● PROVIDED TEXT
§

In Figure 3, mathematically preprocessed SORS spectra of salmon tissue obtained at 6 mm offset through dark and light skin, respectively, are compared. As can be seen, the two spectra are clearly comparable and the presentation thus shows that when the SORS offsets used are sufficiently large, the main information provided in the spectra are related to the actual salmon flesh, and not to the type of skin. In addition, the spectra provide clearer evidence of the pigmentation of the salmon flesh, which are naturally occurring carotenoids. It should also be noted that all spectra in Figures 2 and 3 have been normalised for clarity. In general, if the offset is increased, the number of photons finding their way back to the detector will be decreased. Thus, choosing the right offset will always be a balance between sufficient offset to penetrate the upper surface layer and obtaining the adequate signal-to-noise ratios of the recorded spectra.
The SORS approach for salmon analysis is not limited to qualitative characterisation. Our preliminary studies also show that quantitative information could be obtained from the salmon tissue beneath the salmon skin. In fact, by employing model systems, quantitative information related to carotenoids and lipid composition could be revealed from the SORS spectra.7 This is very important for the potential future use of the approach, and for quantitative SORS analysis of foods in general. In all SORS spectra used in the present study, a basic mathematical pretreatment for background removal and normalization of spectra known as Extended Multiplicative Signal Correction was used. A new MATLAB-based graphical interface for this correction method can be downloaded at http://nofimaspectroscopy.org.

§

● SUPPLIED ENTRIES
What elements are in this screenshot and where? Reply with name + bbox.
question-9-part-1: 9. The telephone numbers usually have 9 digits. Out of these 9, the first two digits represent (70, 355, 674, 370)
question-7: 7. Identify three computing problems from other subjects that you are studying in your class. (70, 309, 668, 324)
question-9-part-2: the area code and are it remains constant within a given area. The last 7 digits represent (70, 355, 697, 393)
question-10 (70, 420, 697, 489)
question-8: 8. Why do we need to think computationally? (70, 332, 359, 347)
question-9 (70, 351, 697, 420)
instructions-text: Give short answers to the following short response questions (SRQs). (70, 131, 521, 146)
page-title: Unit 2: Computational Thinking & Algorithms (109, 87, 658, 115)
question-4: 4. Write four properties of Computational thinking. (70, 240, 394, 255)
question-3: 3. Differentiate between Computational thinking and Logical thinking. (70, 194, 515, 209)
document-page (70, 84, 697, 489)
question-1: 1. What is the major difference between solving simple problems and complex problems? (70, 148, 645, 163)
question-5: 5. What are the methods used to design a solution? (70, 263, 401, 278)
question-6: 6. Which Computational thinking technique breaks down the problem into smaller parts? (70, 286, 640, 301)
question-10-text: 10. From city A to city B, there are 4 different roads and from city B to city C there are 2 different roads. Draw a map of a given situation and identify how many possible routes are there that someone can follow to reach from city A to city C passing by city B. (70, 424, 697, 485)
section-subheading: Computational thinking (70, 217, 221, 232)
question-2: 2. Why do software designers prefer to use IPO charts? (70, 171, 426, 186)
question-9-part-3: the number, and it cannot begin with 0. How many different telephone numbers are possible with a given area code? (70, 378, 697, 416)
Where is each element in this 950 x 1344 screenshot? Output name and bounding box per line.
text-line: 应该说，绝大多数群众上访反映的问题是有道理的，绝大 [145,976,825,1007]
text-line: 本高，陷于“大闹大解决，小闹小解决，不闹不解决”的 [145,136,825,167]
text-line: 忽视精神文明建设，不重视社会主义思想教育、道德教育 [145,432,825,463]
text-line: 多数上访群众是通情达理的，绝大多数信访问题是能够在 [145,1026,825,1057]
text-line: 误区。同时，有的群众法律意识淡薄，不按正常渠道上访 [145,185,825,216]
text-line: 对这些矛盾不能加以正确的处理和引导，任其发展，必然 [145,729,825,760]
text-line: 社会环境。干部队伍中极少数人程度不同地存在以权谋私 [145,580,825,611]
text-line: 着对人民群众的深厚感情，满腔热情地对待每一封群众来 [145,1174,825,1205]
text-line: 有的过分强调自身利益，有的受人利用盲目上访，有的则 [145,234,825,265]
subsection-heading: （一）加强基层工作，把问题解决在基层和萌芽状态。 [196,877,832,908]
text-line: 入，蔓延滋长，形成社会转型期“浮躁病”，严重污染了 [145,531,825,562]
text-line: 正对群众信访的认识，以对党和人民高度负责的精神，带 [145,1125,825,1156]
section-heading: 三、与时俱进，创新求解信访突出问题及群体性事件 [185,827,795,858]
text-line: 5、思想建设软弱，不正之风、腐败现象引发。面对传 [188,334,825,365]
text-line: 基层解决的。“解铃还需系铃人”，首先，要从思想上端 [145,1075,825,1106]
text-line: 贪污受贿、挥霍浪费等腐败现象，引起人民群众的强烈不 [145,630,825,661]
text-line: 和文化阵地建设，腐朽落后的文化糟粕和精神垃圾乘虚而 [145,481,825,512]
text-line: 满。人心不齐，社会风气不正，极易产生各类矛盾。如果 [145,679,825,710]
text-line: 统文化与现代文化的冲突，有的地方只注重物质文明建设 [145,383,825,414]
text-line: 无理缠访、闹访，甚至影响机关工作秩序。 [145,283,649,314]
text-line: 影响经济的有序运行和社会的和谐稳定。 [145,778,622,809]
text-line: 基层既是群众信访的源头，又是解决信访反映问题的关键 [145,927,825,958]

§

● PROBLEMS TO WORK ON
1. Decide whether each statement agrees with the salmon SORS passage, answering yes or no and quoting the words that settle it: (a) The spectra compared in Figure 3 were obtained at a 6 mm offset. (b) Increasing the offset raises the number of photons that reach the detector. (c) Extended Multiplicative Signal Correction was applied to the SORS spectra in the study.
2. Translate this sentence from the salmon SORS passage into Spanish: "The SORS approach for salmon analysis is not limited to qualitative characterisation."
3. Write out everything in the salmon SORS passage from "The SORS approach" down to "downloaded at http://nofimaspectroscopy.org.".
The listing has no connection to the salmon SORS passage.

● OUTPUTS IN ORDER
1.
(a) Yes: "obtained at 6 mm offset through dark and light skin"
(b) No: "if the offset is increased, the number of photons finding their way back to the detector will be decreased"
(c) Yes: "a basic mathematical pretreatment for background removal and normalization of spectra known as Extended Multiplicative Signal Correction was used"

2. El enfoque SORS para el análisis del salmón no se limita a la caracterización cualitativa.

3.
The SORS approach for salmon analysis is not limited to qualitative characterisation. Our preliminary studies also show that quantitative information could be obtained from the salmon tissue beneath the salmon skin. In fact, by employing model systems, quantitative information related to carotenoids and lipid composition could be revealed from the SORS spectra.7 This is very important for the potential future use of the approach, and for quantitative SORS analysis of foods in general. In all SORS spectra used in the present study, a basic mathematical pretreatment for background removal and normalization of spectra known as Extended Multiplicative Signal Correction was used. A new MATLAB-based graphical interface for this correction method can be downloaded at http://nofimaspectroscopy.org.